• TASK: Will you extract the entries word for word? Images should not appear in the copy.

═════ EXTRACTED RECORDS

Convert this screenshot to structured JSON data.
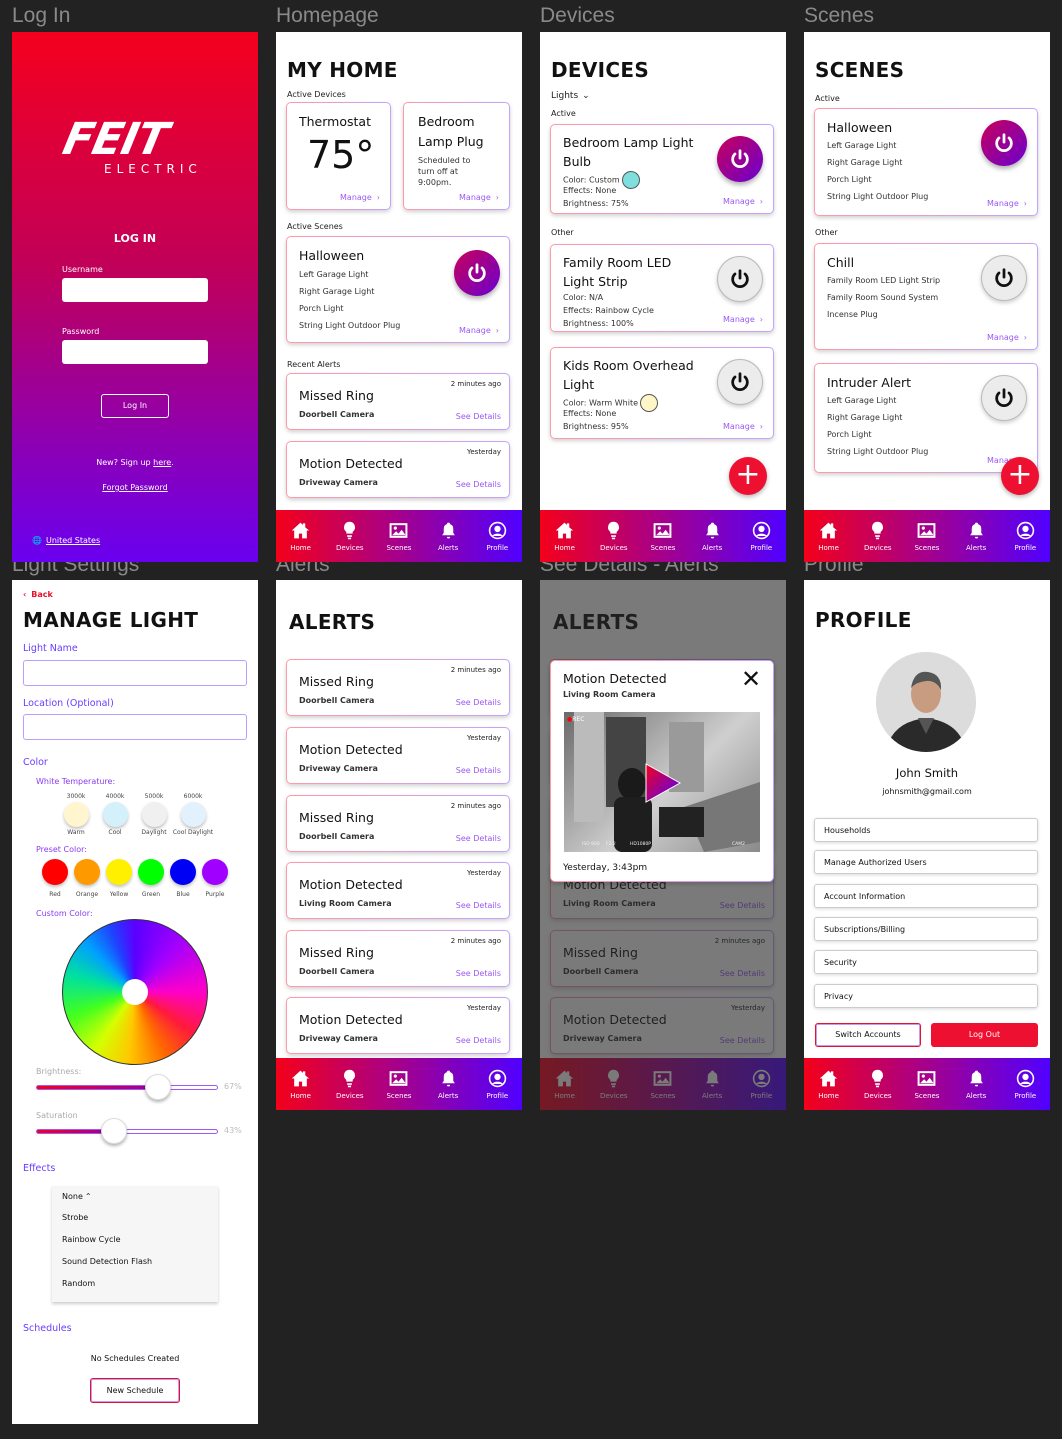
{
  "screen_labels": [
    "Log In",
    "Homepage",
    "Devices",
    "Scenes",
    "Light Settings",
    "Alerts",
    "See Details - Alerts",
    "Profile"
  ],
  "colors": {
    "brand_red": "#f4001a",
    "brand_purple": "#5000ff",
    "link_purple": "#9b59f5",
    "logout_red": "#ee1030"
  },
  "nav": [
    {
      "label": "Home",
      "icon": "home-icon"
    },
    {
      "label": "Devices",
      "icon": "lightbulb-icon"
    },
    {
      "label": "Scenes",
      "icon": "image-icon"
    },
    {
      "label": "Alerts",
      "icon": "bell-icon"
    },
    {
      "label": "Profile",
      "icon": "user-circle-icon"
    }
  ],
  "login": {
    "logo": "FEIT",
    "logo_sub": "ELECTRIC",
    "title": "LOG IN",
    "username_label": "Username",
    "username_value": "",
    "password_label": "Password",
    "password_value": "",
    "button": "Log In",
    "signup_text": "New? Sign up ",
    "signup_link": "here",
    "signup_end": ".",
    "forgot": "Forgot Password",
    "region": "United States"
  },
  "home": {
    "title": "MY HOME",
    "active_devices": "Active Devices",
    "thermostat": {
      "title": "Thermostat",
      "value": "75°",
      "manage": "Manage"
    },
    "plug": {
      "title": "Bedroom Lamp Plug",
      "desc": "Scheduled to turn off at 9:00pm.",
      "manage": "Manage"
    },
    "active_scenes": "Active Scenes",
    "scene": {
      "title": "Halloween",
      "items": [
        "Left Garage Light",
        "Right Garage Light",
        "Porch Light",
        "String Light Outdoor Plug"
      ],
      "manage": "Manage",
      "on": true
    },
    "recent_alerts": "Recent Alerts",
    "alerts": [
      {
        "title": "Missed Ring",
        "source": "Doorbell Camera",
        "time": "2 minutes ago",
        "link": "See Details"
      },
      {
        "title": "Motion Detected",
        "source": "Driveway Camera",
        "time": "Yesterday",
        "link": "See Details"
      }
    ]
  },
  "devices": {
    "title": "DEVICES",
    "filter": "Lights",
    "active_label": "Active",
    "other_label": "Other",
    "active": [
      {
        "title": "Bedroom Lamp Light Bulb",
        "lines": [
          "Color: Custom",
          "Effects: None",
          "Brightness: 75%"
        ],
        "swatch": "#7fdede",
        "on": true,
        "manage": "Manage"
      }
    ],
    "other": [
      {
        "title": "Family Room LED Light Strip",
        "lines": [
          "Color: N/A",
          "Effects: Rainbow Cycle",
          "Brightness: 100%"
        ],
        "swatch": null,
        "on": false,
        "manage": "Manage"
      },
      {
        "title": "Kids Room Overhead Light",
        "lines": [
          "Color: Warm White",
          "Effects: None",
          "Brightness: 95%"
        ],
        "swatch": "#fff6c8",
        "on": false,
        "manage": "Manage"
      }
    ]
  },
  "scenes": {
    "title": "SCENES",
    "active_label": "Active",
    "other_label": "Other",
    "active": [
      {
        "title": "Halloween",
        "items": [
          "Left Garage Light",
          "Right Garage Light",
          "Porch Light",
          "String Light Outdoor Plug"
        ],
        "on": true,
        "manage": "Manage"
      }
    ],
    "other": [
      {
        "title": "Chill",
        "items": [
          "Family Room LED Light Strip",
          "Family Room Sound System",
          "Incense Plug"
        ],
        "on": false,
        "manage": "Manage"
      },
      {
        "title": "Intruder Alert",
        "items": [
          "Left Garage Light",
          "Right Garage Light",
          "Porch Light",
          "String Light Outdoor Plug"
        ],
        "on": false,
        "manage": "Manage"
      }
    ]
  },
  "light": {
    "back": "Back",
    "title": "MANAGE LIGHT",
    "name_label": "Light Name",
    "name_value": "",
    "location_label": "Location (Optional)",
    "location_value": "",
    "color_label": "Color",
    "white_temp_label": "White Temperature:",
    "white_temps": [
      {
        "k": "3000k",
        "name": "Warm",
        "color": "#fff6cf"
      },
      {
        "k": "4000k",
        "name": "Cool",
        "color": "#d4f1fb"
      },
      {
        "k": "5000k",
        "name": "Daylight",
        "color": "#f0f0f0"
      },
      {
        "k": "6000k",
        "name": "Cool Daylight",
        "color": "#e2f1fb"
      }
    ],
    "preset_label": "Preset Color:",
    "presets": [
      {
        "name": "Red",
        "color": "#ff0000"
      },
      {
        "name": "Orange",
        "color": "#ff9900"
      },
      {
        "name": "Yellow",
        "color": "#fff000"
      },
      {
        "name": "Green",
        "color": "#00ff00"
      },
      {
        "name": "Blue",
        "color": "#0000f5"
      },
      {
        "name": "Purple",
        "color": "#a000ff"
      }
    ],
    "custom_label": "Custom Color:",
    "brightness_label": "Brightness:",
    "brightness": 67,
    "brightness_text": "67%",
    "saturation_label": "Saturation",
    "saturation": 43,
    "saturation_text": "43%",
    "effects_label": "Effects",
    "effects_selected": "None",
    "effects_options": [
      "Strobe",
      "Rainbow Cycle",
      "Sound Detection Flash",
      "Random"
    ],
    "schedules_label": "Schedules",
    "no_schedules": "No Schedules Created",
    "new_schedule": "New Schedule"
  },
  "alerts": {
    "title": "ALERTS",
    "items": [
      {
        "title": "Missed Ring",
        "source": "Doorbell Camera",
        "time": "2 minutes ago",
        "link": "See Details"
      },
      {
        "title": "Motion Detected",
        "source": "Driveway Camera",
        "time": "Yesterday",
        "link": "See Details"
      },
      {
        "title": "Missed Ring",
        "source": "Doorbell Camera",
        "time": "2 minutes ago",
        "link": "See Details"
      },
      {
        "title": "Motion Detected",
        "source": "Living Room Camera",
        "time": "Yesterday",
        "link": "See Details"
      },
      {
        "title": "Missed Ring",
        "source": "Doorbell Camera",
        "time": "2 minutes ago",
        "link": "See Details"
      },
      {
        "title": "Motion Detected",
        "source": "Driveway Camera",
        "time": "Yesterday",
        "link": "See Details"
      }
    ]
  },
  "details": {
    "modal_title": "Motion Detected",
    "modal_source": "Living Room Camera",
    "timestamp": "Yesterday, 3:43pm",
    "video_rec": "REC",
    "video_meta": [
      "ISO 800",
      "F2.2",
      "HD1080P"
    ],
    "video_cam": "CAM2"
  },
  "profile": {
    "title": "PROFILE",
    "name": "John Smith",
    "email": "johnsmith@gmail.com",
    "menu": [
      "Households",
      "Manage Authorized Users",
      "Account Information",
      "Subscriptions/Billing",
      "Security",
      "Privacy"
    ],
    "switch": "Switch Accounts",
    "logout": "Log Out"
  }
}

══════════

• TASK ANSWER:
Convert this screenshot to structured JSON data.
{
  "screen_labels": [
    "Log In",
    "Homepage",
    "Devices",
    "Scenes",
    "Light Settings",
    "Alerts",
    "See Details - Alerts",
    "Profile"
  ],
  "colors": {
    "brand_red": "#f4001a",
    "brand_purple": "#5000ff",
    "link_purple": "#9b59f5",
    "logout_red": "#ee1030"
  },
  "nav": [
    {
      "label": "Home",
      "icon": "home-icon"
    },
    {
      "label": "Devices",
      "icon": "lightbulb-icon"
    },
    {
      "label": "Scenes",
      "icon": "image-icon"
    },
    {
      "label": "Alerts",
      "icon": "bell-icon"
    },
    {
      "label": "Profile",
      "icon": "user-circle-icon"
    }
  ],
  "login": {
    "logo": "FEIT",
    "logo_sub": "ELECTRIC",
    "title": "LOG IN",
    "username_label": "Username",
    "username_value": "",
    "password_label": "Password",
    "password_value": "",
    "button": "Log In",
    "signup_text": "New? Sign up ",
    "signup_link": "here",
    "signup_end": ".",
    "forgot": "Forgot Password",
    "region": "United States"
  },
  "home": {
    "title": "MY HOME",
    "active_devices": "Active Devices",
    "thermostat": {
      "title": "Thermostat",
      "value": "75°",
      "manage": "Manage"
    },
    "plug": {
      "title": "Bedroom Lamp Plug",
      "desc": "Scheduled to turn off at 9:00pm.",
      "manage": "Manage"
    },
    "active_scenes": "Active Scenes",
    "scene": {
      "title": "Halloween",
      "items": [
        "Left Garage Light",
        "Right Garage Light",
        "Porch Light",
        "String Light Outdoor Plug"
      ],
      "manage": "Manage",
      "on": true
    },
    "recent_alerts": "Recent Alerts",
    "alerts": [
      {
        "title": "Missed Ring",
        "source": "Doorbell Camera",
        "time": "2 minutes ago",
        "link": "See Details"
      },
      {
        "title": "Motion Detected",
        "source": "Driveway Camera",
        "time": "Yesterday",
        "link": "See Details"
      }
    ]
  },
  "devices": {
    "title": "DEVICES",
    "filter": "Lights",
    "active_label": "Active",
    "other_label": "Other",
    "active": [
      {
        "title": "Bedroom Lamp Light Bulb",
        "lines": [
          "Color: Custom",
          "Effects: None",
          "Brightness: 75%"
        ],
        "swatch": "#7fdede",
        "on": true,
        "manage": "Manage"
      }
    ],
    "other": [
      {
        "title": "Family Room LED Light Strip",
        "lines": [
          "Color: N/A",
          "Effects: Rainbow Cycle",
          "Brightness: 100%"
        ],
        "swatch": null,
        "on": false,
        "manage": "Manage"
      },
      {
        "title": "Kids Room Overhead Light",
        "lines": [
          "Color: Warm White",
          "Effects: None",
          "Brightness: 95%"
        ],
        "swatch": "#fff6c8",
        "on": false,
        "manage": "Manage"
      }
    ]
  },
  "scenes": {
    "title": "SCENES",
    "active_label": "Active",
    "other_label": "Other",
    "active": [
      {
        "title": "Halloween",
        "items": [
          "Left Garage Light",
          "Right Garage Light",
          "Porch Light",
          "String Light Outdoor Plug"
        ],
        "on": true,
        "manage": "Manage"
      }
    ],
    "other": [
      {
        "title": "Chill",
        "items": [
          "Family Room LED Light Strip",
          "Family Room Sound System",
          "Incense Plug"
        ],
        "on": false,
        "manage": "Manage"
      },
      {
        "title": "Intruder Alert",
        "items": [
          "Left Garage Light",
          "Right Garage Light",
          "Porch Light",
          "String Light Outdoor Plug"
        ],
        "on": false,
        "manage": "Manage"
      }
    ]
  },
  "light": {
    "back": "Back",
    "title": "MANAGE LIGHT",
    "name_label": "Light Name",
    "name_value": "",
    "location_label": "Location (Optional)",
    "location_value": "",
    "color_label": "Color",
    "white_temp_label": "White Temperature:",
    "white_temps": [
      {
        "k": "3000k",
        "name": "Warm",
        "color": "#fff6cf"
      },
      {
        "k": "4000k",
        "name": "Cool",
        "color": "#d4f1fb"
      },
      {
        "k": "5000k",
        "name": "Daylight",
        "color": "#f0f0f0"
      },
      {
        "k": "6000k",
        "name": "Cool Daylight",
        "color": "#e2f1fb"
      }
    ],
    "preset_label": "Preset Color:",
    "presets": [
      {
        "name": "Red",
        "color": "#ff0000"
      },
      {
        "name": "Orange",
        "color": "#ff9900"
      },
      {
        "name": "Yellow",
        "color": "#fff000"
      },
      {
        "name": "Green",
        "color": "#00ff00"
      },
      {
        "name": "Blue",
        "color": "#0000f5"
      },
      {
        "name": "Purple",
        "color": "#a000ff"
      }
    ],
    "custom_label": "Custom Color:",
    "brightness_label": "Brightness:",
    "brightness": 67,
    "brightness_text": "67%",
    "saturation_label": "Saturation",
    "saturation": 43,
    "saturation_text": "43%",
    "effects_label": "Effects",
    "effects_selected": "None",
    "effects_options": [
      "Strobe",
      "Rainbow Cycle",
      "Sound Detection Flash",
      "Random"
    ],
    "schedules_label": "Schedules",
    "no_schedules": "No Schedules Created",
    "new_schedule": "New Schedule"
  },
  "alerts": {
    "title": "ALERTS",
    "items": [
      {
        "title": "Missed Ring",
        "source": "Doorbell Camera",
        "time": "2 minutes ago",
        "link": "See Details"
      },
      {
        "title": "Motion Detected",
        "source": "Driveway Camera",
        "time": "Yesterday",
        "link": "See Details"
      },
      {
        "title": "Missed Ring",
        "source": "Doorbell Camera",
        "time": "2 minutes ago",
        "link": "See Details"
      },
      {
        "title": "Motion Detected",
        "source": "Living Room Camera",
        "time": "Yesterday",
        "link": "See Details"
      },
      {
        "title": "Missed Ring",
        "source": "Doorbell Camera",
        "time": "2 minutes ago",
        "link": "See Details"
      },
      {
        "title": "Motion Detected",
        "source": "Driveway Camera",
        "time": "Yesterday",
        "link": "See Details"
      }
    ]
  },
  "details": {
    "modal_title": "Motion Detected",
    "modal_source": "Living Room Camera",
    "timestamp": "Yesterday, 3:43pm",
    "video_rec": "REC",
    "video_meta": [
      "ISO 800",
      "F2.2",
      "HD1080P"
    ],
    "video_cam": "CAM2"
  },
  "profile": {
    "title": "PROFILE",
    "name": "John Smith",
    "email": "johnsmith@gmail.com",
    "menu": [
      "Households",
      "Manage Authorized Users",
      "Account Information",
      "Subscriptions/Billing",
      "Security",
      "Privacy"
    ],
    "switch": "Switch Accounts",
    "logout": "Log Out"
  }
}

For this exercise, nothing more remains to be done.